[MATERIAL TO PROCESS]
»»
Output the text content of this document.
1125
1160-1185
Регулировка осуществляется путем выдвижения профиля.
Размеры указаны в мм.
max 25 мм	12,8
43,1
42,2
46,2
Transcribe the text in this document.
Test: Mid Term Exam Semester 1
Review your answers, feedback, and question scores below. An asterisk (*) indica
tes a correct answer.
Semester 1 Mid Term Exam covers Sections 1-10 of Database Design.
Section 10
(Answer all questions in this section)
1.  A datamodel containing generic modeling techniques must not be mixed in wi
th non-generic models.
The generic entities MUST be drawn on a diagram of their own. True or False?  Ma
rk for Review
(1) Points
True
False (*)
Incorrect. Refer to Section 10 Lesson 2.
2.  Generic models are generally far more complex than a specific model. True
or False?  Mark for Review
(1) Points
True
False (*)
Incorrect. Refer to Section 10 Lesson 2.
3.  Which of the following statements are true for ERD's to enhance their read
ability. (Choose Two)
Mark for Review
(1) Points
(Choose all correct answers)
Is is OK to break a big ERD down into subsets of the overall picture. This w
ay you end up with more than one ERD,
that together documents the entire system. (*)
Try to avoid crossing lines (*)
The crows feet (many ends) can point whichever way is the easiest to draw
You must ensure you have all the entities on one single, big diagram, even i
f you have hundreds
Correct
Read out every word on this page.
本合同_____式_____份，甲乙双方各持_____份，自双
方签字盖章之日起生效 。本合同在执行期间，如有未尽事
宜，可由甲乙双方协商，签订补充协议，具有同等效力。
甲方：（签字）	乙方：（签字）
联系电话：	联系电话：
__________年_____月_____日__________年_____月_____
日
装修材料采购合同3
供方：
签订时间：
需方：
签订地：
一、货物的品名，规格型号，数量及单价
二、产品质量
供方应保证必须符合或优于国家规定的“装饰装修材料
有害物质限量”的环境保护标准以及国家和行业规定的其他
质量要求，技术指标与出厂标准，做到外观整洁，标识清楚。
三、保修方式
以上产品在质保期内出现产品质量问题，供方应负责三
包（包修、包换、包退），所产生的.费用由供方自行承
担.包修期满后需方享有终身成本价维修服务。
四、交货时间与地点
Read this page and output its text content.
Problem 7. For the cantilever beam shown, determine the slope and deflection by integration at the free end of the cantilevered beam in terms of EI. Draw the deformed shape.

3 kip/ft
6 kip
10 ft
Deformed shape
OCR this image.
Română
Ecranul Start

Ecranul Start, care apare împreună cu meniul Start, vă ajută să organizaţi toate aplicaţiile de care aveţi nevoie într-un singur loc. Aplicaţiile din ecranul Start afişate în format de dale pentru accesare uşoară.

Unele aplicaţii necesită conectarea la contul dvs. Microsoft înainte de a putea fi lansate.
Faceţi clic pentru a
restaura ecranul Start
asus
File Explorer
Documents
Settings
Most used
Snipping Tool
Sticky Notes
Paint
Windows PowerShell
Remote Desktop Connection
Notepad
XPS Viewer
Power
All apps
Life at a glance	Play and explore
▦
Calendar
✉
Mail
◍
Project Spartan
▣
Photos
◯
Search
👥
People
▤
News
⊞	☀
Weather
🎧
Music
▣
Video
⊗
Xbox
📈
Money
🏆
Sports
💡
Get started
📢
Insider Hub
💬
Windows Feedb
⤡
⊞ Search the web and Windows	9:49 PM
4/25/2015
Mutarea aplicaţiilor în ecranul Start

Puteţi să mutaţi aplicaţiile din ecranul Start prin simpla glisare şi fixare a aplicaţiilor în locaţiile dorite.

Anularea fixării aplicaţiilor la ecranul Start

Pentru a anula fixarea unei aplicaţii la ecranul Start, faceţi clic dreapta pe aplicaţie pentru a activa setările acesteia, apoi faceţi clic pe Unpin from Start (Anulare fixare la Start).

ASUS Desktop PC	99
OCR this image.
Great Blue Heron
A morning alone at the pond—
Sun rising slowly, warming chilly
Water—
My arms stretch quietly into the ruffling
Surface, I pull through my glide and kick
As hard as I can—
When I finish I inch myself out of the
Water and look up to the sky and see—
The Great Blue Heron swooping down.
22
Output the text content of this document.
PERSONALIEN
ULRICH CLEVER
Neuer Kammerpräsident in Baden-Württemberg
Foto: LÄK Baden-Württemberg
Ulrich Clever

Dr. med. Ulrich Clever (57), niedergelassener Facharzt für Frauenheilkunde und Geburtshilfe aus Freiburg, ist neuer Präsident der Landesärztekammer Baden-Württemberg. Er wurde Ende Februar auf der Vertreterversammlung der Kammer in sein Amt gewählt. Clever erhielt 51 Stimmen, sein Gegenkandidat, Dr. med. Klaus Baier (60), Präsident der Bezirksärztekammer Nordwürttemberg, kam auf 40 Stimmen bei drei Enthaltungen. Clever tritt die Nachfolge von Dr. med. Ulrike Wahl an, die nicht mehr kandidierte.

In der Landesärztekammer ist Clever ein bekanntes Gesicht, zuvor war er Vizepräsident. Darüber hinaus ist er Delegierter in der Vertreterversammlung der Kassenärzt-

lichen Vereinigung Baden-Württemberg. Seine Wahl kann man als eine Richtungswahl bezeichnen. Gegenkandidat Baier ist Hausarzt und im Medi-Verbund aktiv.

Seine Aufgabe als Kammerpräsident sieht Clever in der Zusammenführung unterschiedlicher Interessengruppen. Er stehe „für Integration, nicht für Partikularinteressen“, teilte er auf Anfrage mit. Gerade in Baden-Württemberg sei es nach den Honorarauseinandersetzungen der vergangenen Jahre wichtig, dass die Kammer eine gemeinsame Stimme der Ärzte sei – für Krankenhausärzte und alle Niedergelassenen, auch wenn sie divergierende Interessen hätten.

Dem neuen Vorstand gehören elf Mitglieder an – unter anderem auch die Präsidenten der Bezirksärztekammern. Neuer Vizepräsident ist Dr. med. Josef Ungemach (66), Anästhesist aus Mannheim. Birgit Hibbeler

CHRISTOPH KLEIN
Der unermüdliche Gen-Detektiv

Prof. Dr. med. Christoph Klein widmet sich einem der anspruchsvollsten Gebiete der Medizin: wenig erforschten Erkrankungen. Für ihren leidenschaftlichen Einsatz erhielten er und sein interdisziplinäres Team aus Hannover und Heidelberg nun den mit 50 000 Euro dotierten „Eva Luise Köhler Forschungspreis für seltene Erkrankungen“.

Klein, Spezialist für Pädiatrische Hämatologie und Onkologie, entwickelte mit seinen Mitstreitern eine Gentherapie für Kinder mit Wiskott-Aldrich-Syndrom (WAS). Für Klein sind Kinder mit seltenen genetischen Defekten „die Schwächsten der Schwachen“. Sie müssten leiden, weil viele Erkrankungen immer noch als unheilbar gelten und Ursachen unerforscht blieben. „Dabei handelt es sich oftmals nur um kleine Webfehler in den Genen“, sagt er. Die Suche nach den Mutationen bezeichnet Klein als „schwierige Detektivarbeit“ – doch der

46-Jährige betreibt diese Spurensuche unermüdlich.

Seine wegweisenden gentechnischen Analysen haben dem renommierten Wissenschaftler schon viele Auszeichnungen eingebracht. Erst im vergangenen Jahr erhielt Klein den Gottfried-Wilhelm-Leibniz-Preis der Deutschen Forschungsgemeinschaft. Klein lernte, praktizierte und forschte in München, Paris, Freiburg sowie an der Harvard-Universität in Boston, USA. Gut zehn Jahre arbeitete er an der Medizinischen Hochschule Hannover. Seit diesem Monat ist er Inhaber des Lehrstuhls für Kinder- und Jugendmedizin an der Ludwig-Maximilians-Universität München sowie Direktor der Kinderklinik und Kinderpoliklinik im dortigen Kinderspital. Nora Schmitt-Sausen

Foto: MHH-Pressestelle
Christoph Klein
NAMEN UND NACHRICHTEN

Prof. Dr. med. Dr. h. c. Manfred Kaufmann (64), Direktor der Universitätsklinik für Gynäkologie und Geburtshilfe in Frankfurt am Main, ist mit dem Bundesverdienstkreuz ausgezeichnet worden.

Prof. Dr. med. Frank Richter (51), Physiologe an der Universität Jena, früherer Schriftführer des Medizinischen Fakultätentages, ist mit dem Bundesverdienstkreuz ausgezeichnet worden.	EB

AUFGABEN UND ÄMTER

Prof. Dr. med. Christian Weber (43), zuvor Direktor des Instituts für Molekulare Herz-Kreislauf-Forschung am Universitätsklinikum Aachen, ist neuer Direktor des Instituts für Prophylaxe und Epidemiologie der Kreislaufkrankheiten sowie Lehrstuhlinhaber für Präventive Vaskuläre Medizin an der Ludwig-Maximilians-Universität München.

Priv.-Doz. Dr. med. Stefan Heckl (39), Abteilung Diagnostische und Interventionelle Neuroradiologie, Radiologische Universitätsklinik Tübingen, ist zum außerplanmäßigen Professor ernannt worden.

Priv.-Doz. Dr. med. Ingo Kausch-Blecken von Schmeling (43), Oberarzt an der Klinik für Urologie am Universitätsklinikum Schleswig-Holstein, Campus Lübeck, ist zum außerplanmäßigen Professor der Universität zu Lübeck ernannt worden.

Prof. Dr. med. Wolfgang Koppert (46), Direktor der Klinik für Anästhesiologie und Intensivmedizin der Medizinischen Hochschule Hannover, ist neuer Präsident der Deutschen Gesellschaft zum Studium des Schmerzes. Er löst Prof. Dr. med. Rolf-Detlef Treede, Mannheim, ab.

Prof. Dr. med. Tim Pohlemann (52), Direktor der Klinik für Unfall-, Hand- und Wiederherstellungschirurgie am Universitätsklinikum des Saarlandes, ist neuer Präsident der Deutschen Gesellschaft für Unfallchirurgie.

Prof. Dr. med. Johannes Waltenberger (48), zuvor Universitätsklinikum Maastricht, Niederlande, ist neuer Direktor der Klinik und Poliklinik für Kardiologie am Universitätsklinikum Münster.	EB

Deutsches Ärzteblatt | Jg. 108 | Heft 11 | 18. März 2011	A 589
««
Check each line above for "Windows" and return the ones that have it.

Windows PowerShell
Windows Feedb
⊞ Search the web and Windows	9:49 PM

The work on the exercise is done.